## EXERCISE DESCRIPTION
Say how many lines in the data below contain the word "correct", and give no other text.

◇ ◇ ◇ ◇

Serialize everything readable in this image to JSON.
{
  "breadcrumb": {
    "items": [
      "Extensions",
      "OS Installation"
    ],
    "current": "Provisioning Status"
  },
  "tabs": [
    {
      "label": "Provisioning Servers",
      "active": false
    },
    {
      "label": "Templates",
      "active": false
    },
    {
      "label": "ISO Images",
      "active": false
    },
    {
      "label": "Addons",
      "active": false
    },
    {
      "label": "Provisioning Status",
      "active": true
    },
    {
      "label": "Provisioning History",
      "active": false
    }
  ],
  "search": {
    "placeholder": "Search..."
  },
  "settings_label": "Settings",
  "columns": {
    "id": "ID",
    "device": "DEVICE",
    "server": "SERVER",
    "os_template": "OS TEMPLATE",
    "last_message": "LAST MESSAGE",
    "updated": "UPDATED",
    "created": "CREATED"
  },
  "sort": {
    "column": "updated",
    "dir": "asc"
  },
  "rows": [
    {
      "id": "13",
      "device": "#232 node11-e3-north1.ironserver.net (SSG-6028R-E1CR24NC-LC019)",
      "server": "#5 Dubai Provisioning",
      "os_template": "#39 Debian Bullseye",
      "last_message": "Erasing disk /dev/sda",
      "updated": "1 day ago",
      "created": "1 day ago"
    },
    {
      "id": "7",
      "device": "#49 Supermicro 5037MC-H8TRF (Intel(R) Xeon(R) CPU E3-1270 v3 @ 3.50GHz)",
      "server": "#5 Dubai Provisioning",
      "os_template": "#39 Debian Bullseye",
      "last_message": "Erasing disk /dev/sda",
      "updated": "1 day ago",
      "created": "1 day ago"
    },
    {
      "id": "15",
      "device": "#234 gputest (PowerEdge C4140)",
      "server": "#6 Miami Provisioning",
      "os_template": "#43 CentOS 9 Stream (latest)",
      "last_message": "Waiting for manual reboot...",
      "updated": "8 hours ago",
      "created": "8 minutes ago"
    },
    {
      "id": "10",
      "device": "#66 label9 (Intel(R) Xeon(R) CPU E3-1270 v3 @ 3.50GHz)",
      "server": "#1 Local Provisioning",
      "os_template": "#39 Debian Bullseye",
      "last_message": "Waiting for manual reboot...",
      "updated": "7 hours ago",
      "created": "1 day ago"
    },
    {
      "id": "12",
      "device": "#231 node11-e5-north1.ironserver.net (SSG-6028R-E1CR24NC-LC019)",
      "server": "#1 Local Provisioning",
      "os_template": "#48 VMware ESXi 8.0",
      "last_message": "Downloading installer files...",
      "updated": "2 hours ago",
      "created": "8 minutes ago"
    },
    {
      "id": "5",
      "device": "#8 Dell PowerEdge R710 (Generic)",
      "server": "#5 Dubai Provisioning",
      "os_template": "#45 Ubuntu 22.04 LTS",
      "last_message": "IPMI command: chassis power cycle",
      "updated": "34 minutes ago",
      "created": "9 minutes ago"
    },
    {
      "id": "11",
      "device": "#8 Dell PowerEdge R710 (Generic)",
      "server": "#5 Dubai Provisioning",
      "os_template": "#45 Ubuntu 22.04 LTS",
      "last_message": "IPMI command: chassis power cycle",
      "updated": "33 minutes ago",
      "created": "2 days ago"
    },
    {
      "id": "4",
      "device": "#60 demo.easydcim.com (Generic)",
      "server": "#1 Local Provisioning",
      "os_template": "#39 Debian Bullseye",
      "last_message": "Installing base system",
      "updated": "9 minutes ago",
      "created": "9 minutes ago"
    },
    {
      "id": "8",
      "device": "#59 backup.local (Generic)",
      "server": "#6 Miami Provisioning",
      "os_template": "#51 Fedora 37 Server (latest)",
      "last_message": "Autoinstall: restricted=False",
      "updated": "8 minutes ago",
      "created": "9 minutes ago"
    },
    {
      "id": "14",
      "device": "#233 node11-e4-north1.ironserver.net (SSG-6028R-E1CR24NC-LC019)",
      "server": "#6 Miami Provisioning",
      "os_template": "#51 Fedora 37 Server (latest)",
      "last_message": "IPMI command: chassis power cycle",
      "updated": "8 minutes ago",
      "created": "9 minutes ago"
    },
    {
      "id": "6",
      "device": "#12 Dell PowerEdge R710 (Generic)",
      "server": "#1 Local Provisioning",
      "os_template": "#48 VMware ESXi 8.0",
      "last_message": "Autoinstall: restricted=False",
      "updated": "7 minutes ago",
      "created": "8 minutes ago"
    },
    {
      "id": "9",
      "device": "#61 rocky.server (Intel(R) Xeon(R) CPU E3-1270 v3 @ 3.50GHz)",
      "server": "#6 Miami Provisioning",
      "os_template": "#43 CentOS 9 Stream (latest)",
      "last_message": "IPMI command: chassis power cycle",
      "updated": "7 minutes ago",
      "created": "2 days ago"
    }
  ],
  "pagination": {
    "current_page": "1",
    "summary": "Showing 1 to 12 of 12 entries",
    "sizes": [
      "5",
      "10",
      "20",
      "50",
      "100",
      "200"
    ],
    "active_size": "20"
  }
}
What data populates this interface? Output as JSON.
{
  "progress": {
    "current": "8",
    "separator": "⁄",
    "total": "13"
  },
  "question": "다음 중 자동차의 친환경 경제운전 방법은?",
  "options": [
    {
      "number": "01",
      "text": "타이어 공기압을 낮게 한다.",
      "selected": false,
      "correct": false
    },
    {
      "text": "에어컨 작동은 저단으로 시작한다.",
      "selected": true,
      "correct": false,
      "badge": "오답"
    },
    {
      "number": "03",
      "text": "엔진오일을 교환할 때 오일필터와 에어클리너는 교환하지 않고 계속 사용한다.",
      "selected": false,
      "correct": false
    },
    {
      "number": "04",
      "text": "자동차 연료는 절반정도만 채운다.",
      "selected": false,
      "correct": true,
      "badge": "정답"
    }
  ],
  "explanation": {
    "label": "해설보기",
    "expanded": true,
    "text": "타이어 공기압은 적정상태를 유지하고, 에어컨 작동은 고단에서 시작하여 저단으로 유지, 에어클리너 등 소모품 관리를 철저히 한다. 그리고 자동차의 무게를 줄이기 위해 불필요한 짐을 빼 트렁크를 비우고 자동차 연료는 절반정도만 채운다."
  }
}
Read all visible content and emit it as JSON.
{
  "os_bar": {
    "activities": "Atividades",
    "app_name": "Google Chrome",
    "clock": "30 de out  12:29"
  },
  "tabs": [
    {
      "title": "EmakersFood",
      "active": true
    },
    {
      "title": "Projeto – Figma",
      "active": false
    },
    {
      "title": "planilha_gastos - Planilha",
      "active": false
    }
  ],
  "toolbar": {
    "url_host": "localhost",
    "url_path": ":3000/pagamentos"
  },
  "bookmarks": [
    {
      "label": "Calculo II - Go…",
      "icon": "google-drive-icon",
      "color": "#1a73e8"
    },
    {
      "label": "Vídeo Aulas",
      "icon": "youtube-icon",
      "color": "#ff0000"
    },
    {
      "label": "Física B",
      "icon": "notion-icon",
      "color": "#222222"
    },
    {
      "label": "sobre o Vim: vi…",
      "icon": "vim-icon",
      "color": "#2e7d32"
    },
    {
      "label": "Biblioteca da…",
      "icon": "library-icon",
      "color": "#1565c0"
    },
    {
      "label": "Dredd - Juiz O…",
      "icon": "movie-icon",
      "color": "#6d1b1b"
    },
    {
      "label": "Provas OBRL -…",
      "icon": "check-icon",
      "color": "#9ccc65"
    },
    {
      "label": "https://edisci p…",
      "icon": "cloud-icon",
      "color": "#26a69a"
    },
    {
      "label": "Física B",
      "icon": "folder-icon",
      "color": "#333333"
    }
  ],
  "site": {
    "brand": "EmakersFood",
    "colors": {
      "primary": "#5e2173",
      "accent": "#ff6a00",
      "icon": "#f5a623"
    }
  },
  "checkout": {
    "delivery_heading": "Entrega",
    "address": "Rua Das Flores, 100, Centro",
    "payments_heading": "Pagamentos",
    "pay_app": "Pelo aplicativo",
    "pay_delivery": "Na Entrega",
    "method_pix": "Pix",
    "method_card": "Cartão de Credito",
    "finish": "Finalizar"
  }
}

◇ ◇ ◇ ◇

## ANSWER BELOW
4